#### WORK TO COMPLETE:
Omit every picture while repeating the entries exactly.

[Data items]
......
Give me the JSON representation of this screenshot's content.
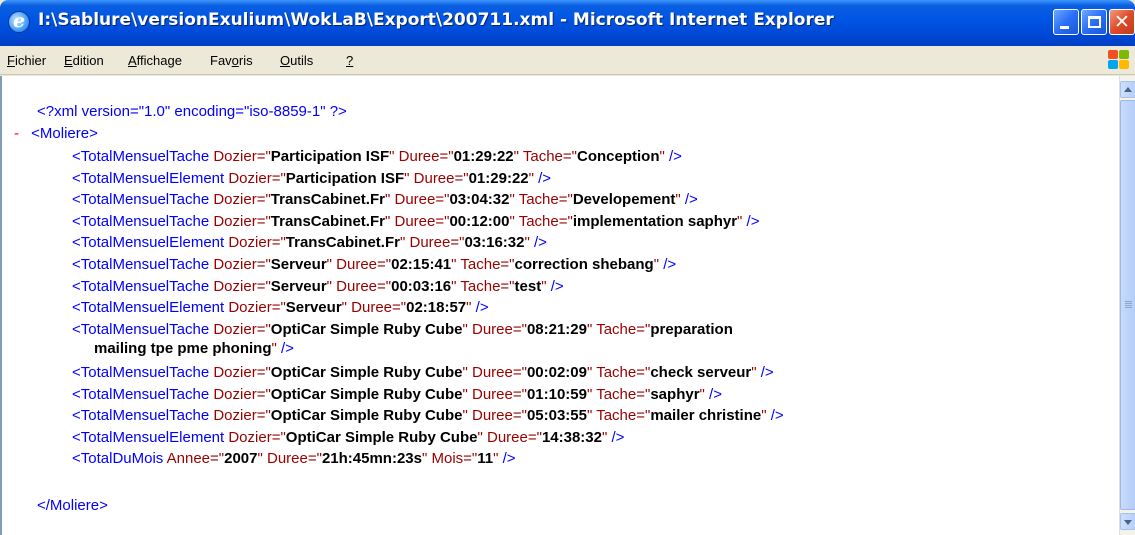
{
  "window": {
    "title": "I:\\Sablure\\versionExulium\\WokLaB\\Export\\200711.xml - Microsoft Internet Explorer"
  },
  "menu": {
    "items": [
      "Fichier",
      "Edition",
      "Affichage",
      "Favoris",
      "Outils",
      "?"
    ]
  },
  "xml": {
    "declaration": "<?xml version=\"1.0\" encoding=\"iso-8859-1\" ?>",
    "collapse_marker": "-",
    "root_open": "<Moliere>",
    "root_close": "</Moliere>",
    "lines": [
      {
        "tag": "TotalMensuelTache",
        "attrs": [
          [
            "Dozier",
            "Participation ISF"
          ],
          [
            "Duree",
            "01:29:22"
          ],
          [
            "Tache",
            "Conception"
          ]
        ]
      },
      {
        "tag": "TotalMensuelElement",
        "attrs": [
          [
            "Dozier",
            "Participation ISF"
          ],
          [
            "Duree",
            "01:29:22"
          ]
        ]
      },
      {
        "tag": "TotalMensuelTache",
        "attrs": [
          [
            "Dozier",
            "TransCabinet.Fr"
          ],
          [
            "Duree",
            "03:04:32"
          ],
          [
            "Tache",
            "Developement"
          ]
        ]
      },
      {
        "tag": "TotalMensuelTache",
        "attrs": [
          [
            "Dozier",
            "TransCabinet.Fr"
          ],
          [
            "Duree",
            "00:12:00"
          ],
          [
            "Tache",
            "implementation saphyr"
          ]
        ]
      },
      {
        "tag": "TotalMensuelElement",
        "attrs": [
          [
            "Dozier",
            "TransCabinet.Fr"
          ],
          [
            "Duree",
            "03:16:32"
          ]
        ]
      },
      {
        "tag": "TotalMensuelTache",
        "attrs": [
          [
            "Dozier",
            "Serveur"
          ],
          [
            "Duree",
            "02:15:41"
          ],
          [
            "Tache",
            "correction shebang"
          ]
        ]
      },
      {
        "tag": "TotalMensuelTache",
        "attrs": [
          [
            "Dozier",
            "Serveur"
          ],
          [
            "Duree",
            "00:03:16"
          ],
          [
            "Tache",
            "test"
          ]
        ]
      },
      {
        "tag": "TotalMensuelElement",
        "attrs": [
          [
            "Dozier",
            "Serveur"
          ],
          [
            "Duree",
            "02:18:57"
          ]
        ]
      },
      {
        "tag": "TotalMensuelTache",
        "attrs": [
          [
            "Dozier",
            "OptiCar Simple Ruby Cube"
          ],
          [
            "Duree",
            "08:21:29"
          ],
          [
            "Tache",
            "preparation mailing tpe pme phoning"
          ]
        ]
      },
      {
        "tag": "TotalMensuelTache",
        "attrs": [
          [
            "Dozier",
            "OptiCar Simple Ruby Cube"
          ],
          [
            "Duree",
            "00:02:09"
          ],
          [
            "Tache",
            "check serveur"
          ]
        ]
      },
      {
        "tag": "TotalMensuelTache",
        "attrs": [
          [
            "Dozier",
            "OptiCar Simple Ruby Cube"
          ],
          [
            "Duree",
            "01:10:59"
          ],
          [
            "Tache",
            "saphyr"
          ]
        ]
      },
      {
        "tag": "TotalMensuelTache",
        "attrs": [
          [
            "Dozier",
            "OptiCar Simple Ruby Cube"
          ],
          [
            "Duree",
            "05:03:55"
          ],
          [
            "Tache",
            "mailer christine"
          ]
        ]
      },
      {
        "tag": "TotalMensuelElement",
        "attrs": [
          [
            "Dozier",
            "OptiCar Simple Ruby Cube"
          ],
          [
            "Duree",
            "14:38:32"
          ]
        ]
      },
      {
        "tag": "TotalDuMois",
        "attrs": [
          [
            "Annee",
            "2007"
          ],
          [
            "Duree",
            "21h:45mn:23s"
          ],
          [
            "Mois",
            "11"
          ]
        ]
      }
    ]
  },
  "colors": {
    "tag": "#0000ff",
    "attr_name": "#990000",
    "attr_value": "#000000",
    "collapse_marker": "#ff0000"
  },
  "icons": {
    "app": "internet-explorer-icon",
    "logo": "windows-flag-icon"
  }
}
......
#### THE RESULT:
Give me the JSON representation of this screenshot's content.
{
  "window": {
    "title": "I:\\Sablure\\versionExulium\\WokLaB\\Export\\200711.xml - Microsoft Internet Explorer"
  },
  "menu": {
    "items": [
      "Fichier",
      "Edition",
      "Affichage",
      "Favoris",
      "Outils",
      "?"
    ]
  },
  "xml": {
    "declaration": "<?xml version=\"1.0\" encoding=\"iso-8859-1\" ?>",
    "collapse_marker": "-",
    "root_open": "<Moliere>",
    "root_close": "</Moliere>",
    "lines": [
      {
        "tag": "TotalMensuelTache",
        "attrs": [
          [
            "Dozier",
            "Participation ISF"
          ],
          [
            "Duree",
            "01:29:22"
          ],
          [
            "Tache",
            "Conception"
          ]
        ]
      },
      {
        "tag": "TotalMensuelElement",
        "attrs": [
          [
            "Dozier",
            "Participation ISF"
          ],
          [
            "Duree",
            "01:29:22"
          ]
        ]
      },
      {
        "tag": "TotalMensuelTache",
        "attrs": [
          [
            "Dozier",
            "TransCabinet.Fr"
          ],
          [
            "Duree",
            "03:04:32"
          ],
          [
            "Tache",
            "Developement"
          ]
        ]
      },
      {
        "tag": "TotalMensuelTache",
        "attrs": [
          [
            "Dozier",
            "TransCabinet.Fr"
          ],
          [
            "Duree",
            "00:12:00"
          ],
          [
            "Tache",
            "implementation saphyr"
          ]
        ]
      },
      {
        "tag": "TotalMensuelElement",
        "attrs": [
          [
            "Dozier",
            "TransCabinet.Fr"
          ],
          [
            "Duree",
            "03:16:32"
          ]
        ]
      },
      {
        "tag": "TotalMensuelTache",
        "attrs": [
          [
            "Dozier",
            "Serveur"
          ],
          [
            "Duree",
            "02:15:41"
          ],
          [
            "Tache",
            "correction shebang"
          ]
        ]
      },
      {
        "tag": "TotalMensuelTache",
        "attrs": [
          [
            "Dozier",
            "Serveur"
          ],
          [
            "Duree",
            "00:03:16"
          ],
          [
            "Tache",
            "test"
          ]
        ]
      },
      {
        "tag": "TotalMensuelElement",
        "attrs": [
          [
            "Dozier",
            "Serveur"
          ],
          [
            "Duree",
            "02:18:57"
          ]
        ]
      },
      {
        "tag": "TotalMensuelTache",
        "attrs": [
          [
            "Dozier",
            "OptiCar Simple Ruby Cube"
          ],
          [
            "Duree",
            "08:21:29"
          ],
          [
            "Tache",
            "preparation mailing tpe pme phoning"
          ]
        ]
      },
      {
        "tag": "TotalMensuelTache",
        "attrs": [
          [
            "Dozier",
            "OptiCar Simple Ruby Cube"
          ],
          [
            "Duree",
            "00:02:09"
          ],
          [
            "Tache",
            "check serveur"
          ]
        ]
      },
      {
        "tag": "TotalMensuelTache",
        "attrs": [
          [
            "Dozier",
            "OptiCar Simple Ruby Cube"
          ],
          [
            "Duree",
            "01:10:59"
          ],
          [
            "Tache",
            "saphyr"
          ]
        ]
      },
      {
        "tag": "TotalMensuelTache",
        "attrs": [
          [
            "Dozier",
            "OptiCar Simple Ruby Cube"
          ],
          [
            "Duree",
            "05:03:55"
          ],
          [
            "Tache",
            "mailer christine"
          ]
        ]
      },
      {
        "tag": "TotalMensuelElement",
        "attrs": [
          [
            "Dozier",
            "OptiCar Simple Ruby Cube"
          ],
          [
            "Duree",
            "14:38:32"
          ]
        ]
      },
      {
        "tag": "TotalDuMois",
        "attrs": [
          [
            "Annee",
            "2007"
          ],
          [
            "Duree",
            "21h:45mn:23s"
          ],
          [
            "Mois",
            "11"
          ]
        ]
      }
    ]
  },
  "colors": {
    "tag": "#0000ff",
    "attr_name": "#990000",
    "attr_value": "#000000",
    "collapse_marker": "#ff0000"
  },
  "icons": {
    "app": "internet-explorer-icon",
    "logo": "windows-flag-icon"
  }
}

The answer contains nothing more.